Set exercise:
Copy all the entries word for word, but omit the pictures.

# # # # # # #

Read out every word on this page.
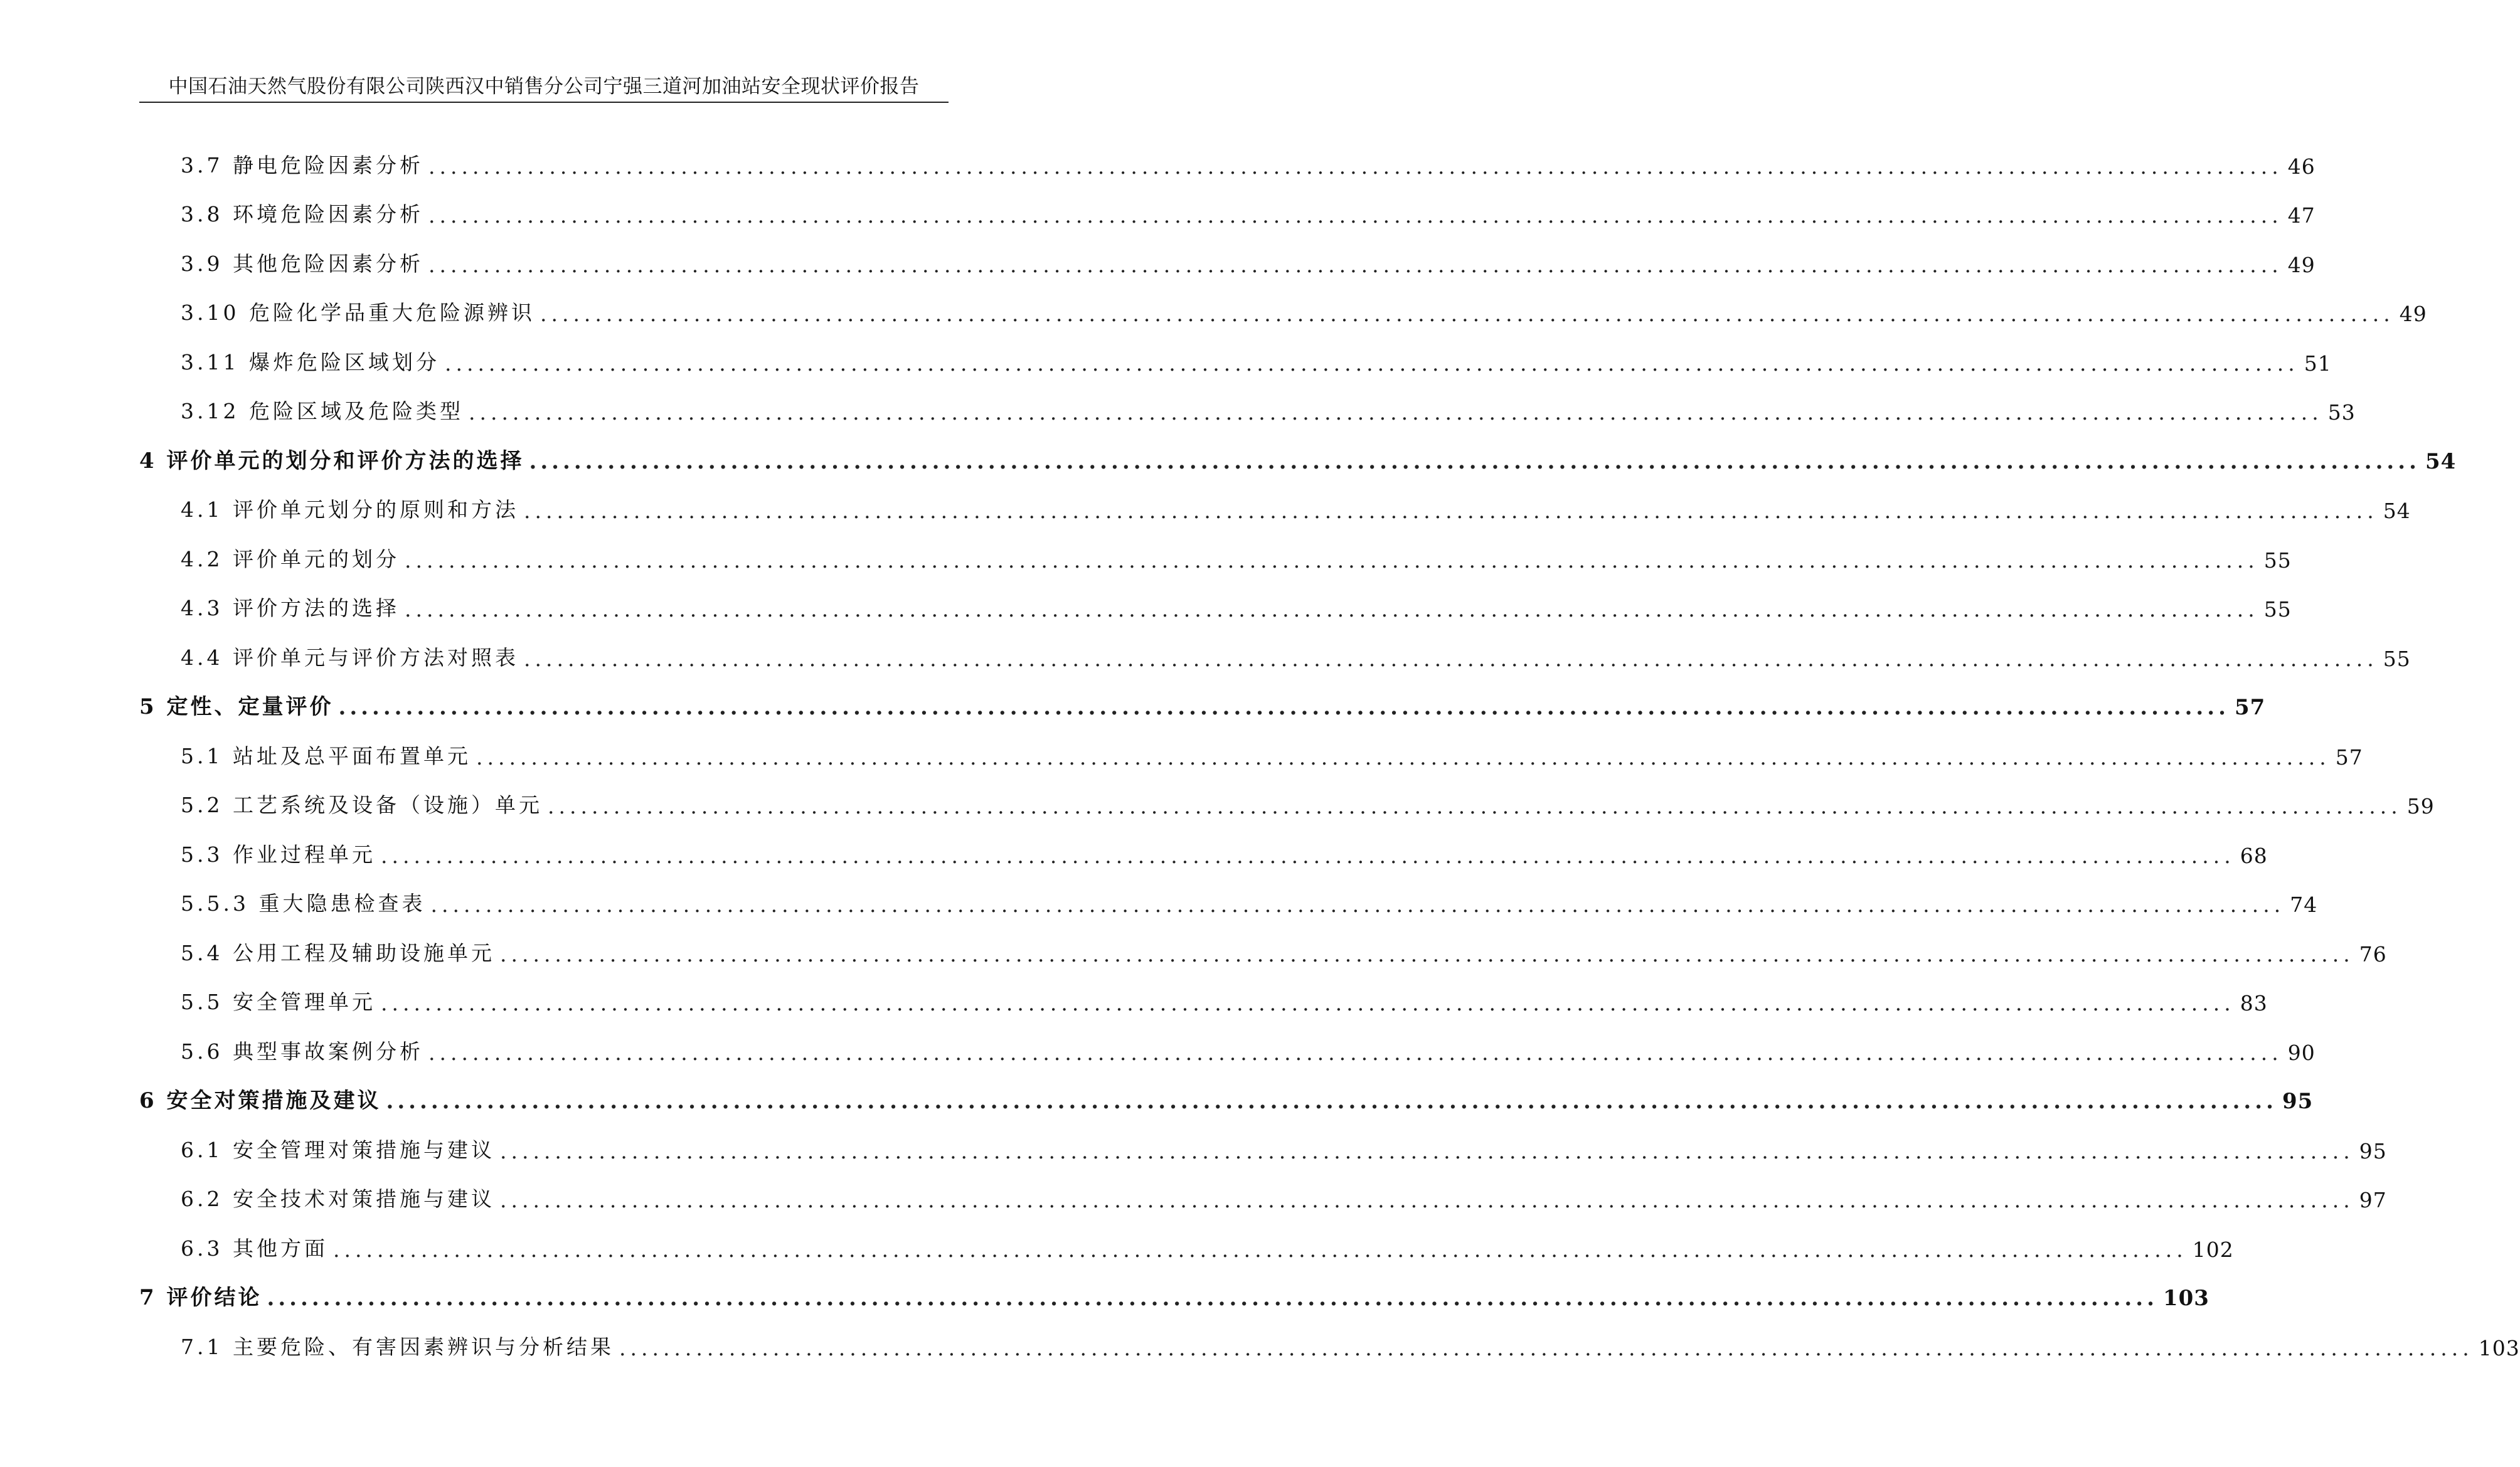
中国石油天然气股份有限公司陕西汉中销售分公司宁强三道河加油站安全现状评价报告
3.7 静电危险因素分析 ......................................................................................................................................................................... 46
3.8 环境危险因素分析 ......................................................................................................................................................................... 47
3.9 其他危险因素分析 ......................................................................................................................................................................... 49
3.10 危险化学品重大危险源辨识 ......................................................................................................................................................................... 49
3.11 爆炸危险区域划分 ......................................................................................................................................................................... 51
3.12 危险区域及危险类型 ......................................................................................................................................................................... 53
4 评价单元的划分和评价方法的选择 ......................................................................................................................................................................... 54
4.1 评价单元划分的原则和方法 ......................................................................................................................................................................... 54
4.2 评价单元的划分 ......................................................................................................................................................................... 55
4.3 评价方法的选择 ......................................................................................................................................................................... 55
4.4 评价单元与评价方法对照表 ......................................................................................................................................................................... 55
5 定性、定量评价 ......................................................................................................................................................................... 57
5.1 站址及总平面布置单元 ......................................................................................................................................................................... 57
5.2 工艺系统及设备（设施）单元 ......................................................................................................................................................................... 59
5.3 作业过程单元 ......................................................................................................................................................................... 68
5.5.3 重大隐患检查表 ......................................................................................................................................................................... 74
5.4 公用工程及辅助设施单元 ......................................................................................................................................................................... 76
5.5 安全管理单元 ......................................................................................................................................................................... 83
5.6 典型事故案例分析 ......................................................................................................................................................................... 90
6 安全对策措施及建议 ......................................................................................................................................................................... 95
6.1 安全管理对策措施与建议 ......................................................................................................................................................................... 95
6.2 安全技术对策措施与建议 ......................................................................................................................................................................... 97
6.3 其他方面 ......................................................................................................................................................................... 102
7 评价结论 ......................................................................................................................................................................... 103
7.1 主要危险、有害因素辨识与分析结果 ......................................................................................................................................................................... 103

# # # # # # #

Result of the task:
Read out every word on this page.
中国石油天然气股份有限公司陕西汉中销售分公司宁强三道河加油站安全现状评价报告
3.7 静电危险因素分析 ......................................................................................................................................................................... 46
3.8 环境危险因素分析 ......................................................................................................................................................................... 47
3.9 其他危险因素分析 ......................................................................................................................................................................... 49
3.10 危险化学品重大危险源辨识 ......................................................................................................................................................................... 49
3.11 爆炸危险区域划分 ......................................................................................................................................................................... 51
3.12 危险区域及危险类型 ......................................................................................................................................................................... 53
4 评价单元的划分和评价方法的选择 ......................................................................................................................................................................... 54
4.1 评价单元划分的原则和方法 ......................................................................................................................................................................... 54
4.2 评价单元的划分 ......................................................................................................................................................................... 55
4.3 评价方法的选择 ......................................................................................................................................................................... 55
4.4 评价单元与评价方法对照表 ......................................................................................................................................................................... 55
5 定性、定量评价 ......................................................................................................................................................................... 57
5.1 站址及总平面布置单元 ......................................................................................................................................................................... 57
5.2 工艺系统及设备（设施）单元 ......................................................................................................................................................................... 59
5.3 作业过程单元 ......................................................................................................................................................................... 68
5.5.3 重大隐患检查表 ......................................................................................................................................................................... 74
5.4 公用工程及辅助设施单元 ......................................................................................................................................................................... 76
5.5 安全管理单元 ......................................................................................................................................................................... 83
5.6 典型事故案例分析 ......................................................................................................................................................................... 90
6 安全对策措施及建议 ......................................................................................................................................................................... 95
6.1 安全管理对策措施与建议 ......................................................................................................................................................................... 95
6.2 安全技术对策措施与建议 ......................................................................................................................................................................... 97
6.3 其他方面 ......................................................................................................................................................................... 102
7 评价结论 ......................................................................................................................................................................... 103
7.1 主要危险、有害因素辨识与分析结果 ......................................................................................................................................................................... 103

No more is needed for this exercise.